__Data lines__.
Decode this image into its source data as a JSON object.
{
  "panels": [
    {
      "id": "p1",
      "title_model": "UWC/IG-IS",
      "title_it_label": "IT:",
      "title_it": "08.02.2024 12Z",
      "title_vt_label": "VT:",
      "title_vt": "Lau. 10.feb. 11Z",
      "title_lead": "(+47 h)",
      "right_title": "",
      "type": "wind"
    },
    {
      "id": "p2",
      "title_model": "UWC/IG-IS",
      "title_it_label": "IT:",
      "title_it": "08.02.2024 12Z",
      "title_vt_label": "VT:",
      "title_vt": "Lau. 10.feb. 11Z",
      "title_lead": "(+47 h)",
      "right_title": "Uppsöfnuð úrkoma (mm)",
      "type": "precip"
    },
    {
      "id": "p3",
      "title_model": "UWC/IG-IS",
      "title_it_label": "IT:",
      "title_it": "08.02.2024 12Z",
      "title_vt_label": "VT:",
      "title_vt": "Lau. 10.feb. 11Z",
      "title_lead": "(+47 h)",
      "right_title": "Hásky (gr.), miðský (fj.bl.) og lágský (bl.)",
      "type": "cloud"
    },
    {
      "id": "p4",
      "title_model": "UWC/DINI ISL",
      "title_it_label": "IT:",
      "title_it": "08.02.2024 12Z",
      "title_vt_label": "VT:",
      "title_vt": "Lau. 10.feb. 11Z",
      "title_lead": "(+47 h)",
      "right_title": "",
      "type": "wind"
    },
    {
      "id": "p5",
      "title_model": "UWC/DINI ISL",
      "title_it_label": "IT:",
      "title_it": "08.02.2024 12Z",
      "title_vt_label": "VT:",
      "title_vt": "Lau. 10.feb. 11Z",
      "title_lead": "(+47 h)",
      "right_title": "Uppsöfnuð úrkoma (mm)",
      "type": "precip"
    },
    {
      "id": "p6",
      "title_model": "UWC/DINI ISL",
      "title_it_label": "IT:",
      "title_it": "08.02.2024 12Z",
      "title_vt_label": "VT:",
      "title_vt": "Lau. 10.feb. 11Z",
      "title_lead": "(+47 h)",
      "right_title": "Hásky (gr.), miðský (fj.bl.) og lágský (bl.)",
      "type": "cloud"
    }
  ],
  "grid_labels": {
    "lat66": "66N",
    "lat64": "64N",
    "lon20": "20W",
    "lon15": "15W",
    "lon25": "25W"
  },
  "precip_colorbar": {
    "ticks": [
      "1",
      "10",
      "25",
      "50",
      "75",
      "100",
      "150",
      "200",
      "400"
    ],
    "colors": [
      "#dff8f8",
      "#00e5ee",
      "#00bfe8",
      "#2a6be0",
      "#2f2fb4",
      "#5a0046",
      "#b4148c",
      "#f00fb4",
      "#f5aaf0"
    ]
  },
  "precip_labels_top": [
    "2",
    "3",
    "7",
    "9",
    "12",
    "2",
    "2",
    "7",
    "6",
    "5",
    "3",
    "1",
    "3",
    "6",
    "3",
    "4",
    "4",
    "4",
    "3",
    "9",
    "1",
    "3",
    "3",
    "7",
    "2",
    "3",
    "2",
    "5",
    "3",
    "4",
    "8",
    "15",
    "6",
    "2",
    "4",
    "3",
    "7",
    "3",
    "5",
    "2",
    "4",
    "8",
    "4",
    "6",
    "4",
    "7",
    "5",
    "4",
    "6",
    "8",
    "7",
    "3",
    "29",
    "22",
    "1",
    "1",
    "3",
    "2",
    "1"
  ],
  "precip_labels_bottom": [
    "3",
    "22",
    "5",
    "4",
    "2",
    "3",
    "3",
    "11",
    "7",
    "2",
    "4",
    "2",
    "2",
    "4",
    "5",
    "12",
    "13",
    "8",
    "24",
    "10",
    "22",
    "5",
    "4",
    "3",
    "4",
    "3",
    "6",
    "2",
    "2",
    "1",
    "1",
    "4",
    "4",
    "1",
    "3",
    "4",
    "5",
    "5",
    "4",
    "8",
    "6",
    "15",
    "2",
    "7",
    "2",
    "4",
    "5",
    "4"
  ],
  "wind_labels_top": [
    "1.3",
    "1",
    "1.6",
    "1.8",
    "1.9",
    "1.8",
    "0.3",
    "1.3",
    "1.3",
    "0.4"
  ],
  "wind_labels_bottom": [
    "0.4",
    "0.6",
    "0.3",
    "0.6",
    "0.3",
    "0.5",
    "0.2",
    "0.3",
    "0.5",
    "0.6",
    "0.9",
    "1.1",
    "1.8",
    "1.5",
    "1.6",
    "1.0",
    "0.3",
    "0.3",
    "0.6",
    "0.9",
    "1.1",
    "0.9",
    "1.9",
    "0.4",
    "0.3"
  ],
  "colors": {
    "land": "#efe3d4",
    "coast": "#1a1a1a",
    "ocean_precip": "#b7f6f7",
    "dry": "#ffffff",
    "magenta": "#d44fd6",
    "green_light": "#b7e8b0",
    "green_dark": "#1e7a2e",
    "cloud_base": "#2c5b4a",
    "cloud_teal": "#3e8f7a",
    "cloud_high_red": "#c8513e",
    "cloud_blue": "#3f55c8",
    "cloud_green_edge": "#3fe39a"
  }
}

__Directions__. Print out all the entries precisely as written.

__Answer for the task__.
Decode this image into its source data as a JSON object.
{
  "panels": [
    {
      "id": "p1",
      "title_model": "UWC/IG-IS",
      "title_it_label": "IT:",
      "title_it": "08.02.2024 12Z",
      "title_vt_label": "VT:",
      "title_vt": "Lau. 10.feb. 11Z",
      "title_lead": "(+47 h)",
      "right_title": "",
      "type": "wind"
    },
    {
      "id": "p2",
      "title_model": "UWC/IG-IS",
      "title_it_label": "IT:",
      "title_it": "08.02.2024 12Z",
      "title_vt_label": "VT:",
      "title_vt": "Lau. 10.feb. 11Z",
      "title_lead": "(+47 h)",
      "right_title": "Uppsöfnuð úrkoma (mm)",
      "type": "precip"
    },
    {
      "id": "p3",
      "title_model": "UWC/IG-IS",
      "title_it_label": "IT:",
      "title_it": "08.02.2024 12Z",
      "title_vt_label": "VT:",
      "title_vt": "Lau. 10.feb. 11Z",
      "title_lead": "(+47 h)",
      "right_title": "Hásky (gr.), miðský (fj.bl.) og lágský (bl.)",
      "type": "cloud"
    },
    {
      "id": "p4",
      "title_model": "UWC/DINI ISL",
      "title_it_label": "IT:",
      "title_it": "08.02.2024 12Z",
      "title_vt_label": "VT:",
      "title_vt": "Lau. 10.feb. 11Z",
      "title_lead": "(+47 h)",
      "right_title": "",
      "type": "wind"
    },
    {
      "id": "p5",
      "title_model": "UWC/DINI ISL",
      "title_it_label": "IT:",
      "title_it": "08.02.2024 12Z",
      "title_vt_label": "VT:",
      "title_vt": "Lau. 10.feb. 11Z",
      "title_lead": "(+47 h)",
      "right_title": "Uppsöfnuð úrkoma (mm)",
      "type": "precip"
    },
    {
      "id": "p6",
      "title_model": "UWC/DINI ISL",
      "title_it_label": "IT:",
      "title_it": "08.02.2024 12Z",
      "title_vt_label": "VT:",
      "title_vt": "Lau. 10.feb. 11Z",
      "title_lead": "(+47 h)",
      "right_title": "Hásky (gr.), miðský (fj.bl.) og lágský (bl.)",
      "type": "cloud"
    }
  ],
  "grid_labels": {
    "lat66": "66N",
    "lat64": "64N",
    "lon20": "20W",
    "lon15": "15W",
    "lon25": "25W"
  },
  "precip_colorbar": {
    "ticks": [
      "1",
      "10",
      "25",
      "50",
      "75",
      "100",
      "150",
      "200",
      "400"
    ],
    "colors": [
      "#dff8f8",
      "#00e5ee",
      "#00bfe8",
      "#2a6be0",
      "#2f2fb4",
      "#5a0046",
      "#b4148c",
      "#f00fb4",
      "#f5aaf0"
    ]
  },
  "precip_labels_top": [
    "2",
    "3",
    "7",
    "9",
    "12",
    "2",
    "2",
    "7",
    "6",
    "5",
    "3",
    "1",
    "3",
    "6",
    "3",
    "4",
    "4",
    "4",
    "3",
    "9",
    "1",
    "3",
    "3",
    "7",
    "2",
    "3",
    "2",
    "5",
    "3",
    "4",
    "8",
    "15",
    "6",
    "2",
    "4",
    "3",
    "7",
    "3",
    "5",
    "2",
    "4",
    "8",
    "4",
    "6",
    "4",
    "7",
    "5",
    "4",
    "6",
    "8",
    "7",
    "3",
    "29",
    "22",
    "1",
    "1",
    "3",
    "2",
    "1"
  ],
  "precip_labels_bottom": [
    "3",
    "22",
    "5",
    "4",
    "2",
    "3",
    "3",
    "11",
    "7",
    "2",
    "4",
    "2",
    "2",
    "4",
    "5",
    "12",
    "13",
    "8",
    "24",
    "10",
    "22",
    "5",
    "4",
    "3",
    "4",
    "3",
    "6",
    "2",
    "2",
    "1",
    "1",
    "4",
    "4",
    "1",
    "3",
    "4",
    "5",
    "5",
    "4",
    "8",
    "6",
    "15",
    "2",
    "7",
    "2",
    "4",
    "5",
    "4"
  ],
  "wind_labels_top": [
    "1.3",
    "1",
    "1.6",
    "1.8",
    "1.9",
    "1.8",
    "0.3",
    "1.3",
    "1.3",
    "0.4"
  ],
  "wind_labels_bottom": [
    "0.4",
    "0.6",
    "0.3",
    "0.6",
    "0.3",
    "0.5",
    "0.2",
    "0.3",
    "0.5",
    "0.6",
    "0.9",
    "1.1",
    "1.8",
    "1.5",
    "1.6",
    "1.0",
    "0.3",
    "0.3",
    "0.6",
    "0.9",
    "1.1",
    "0.9",
    "1.9",
    "0.4",
    "0.3"
  ],
  "colors": {
    "land": "#efe3d4",
    "coast": "#1a1a1a",
    "ocean_precip": "#b7f6f7",
    "dry": "#ffffff",
    "magenta": "#d44fd6",
    "green_light": "#b7e8b0",
    "green_dark": "#1e7a2e",
    "cloud_base": "#2c5b4a",
    "cloud_teal": "#3e8f7a",
    "cloud_high_red": "#c8513e",
    "cloud_blue": "#3f55c8",
    "cloud_green_edge": "#3fe39a"
  }
}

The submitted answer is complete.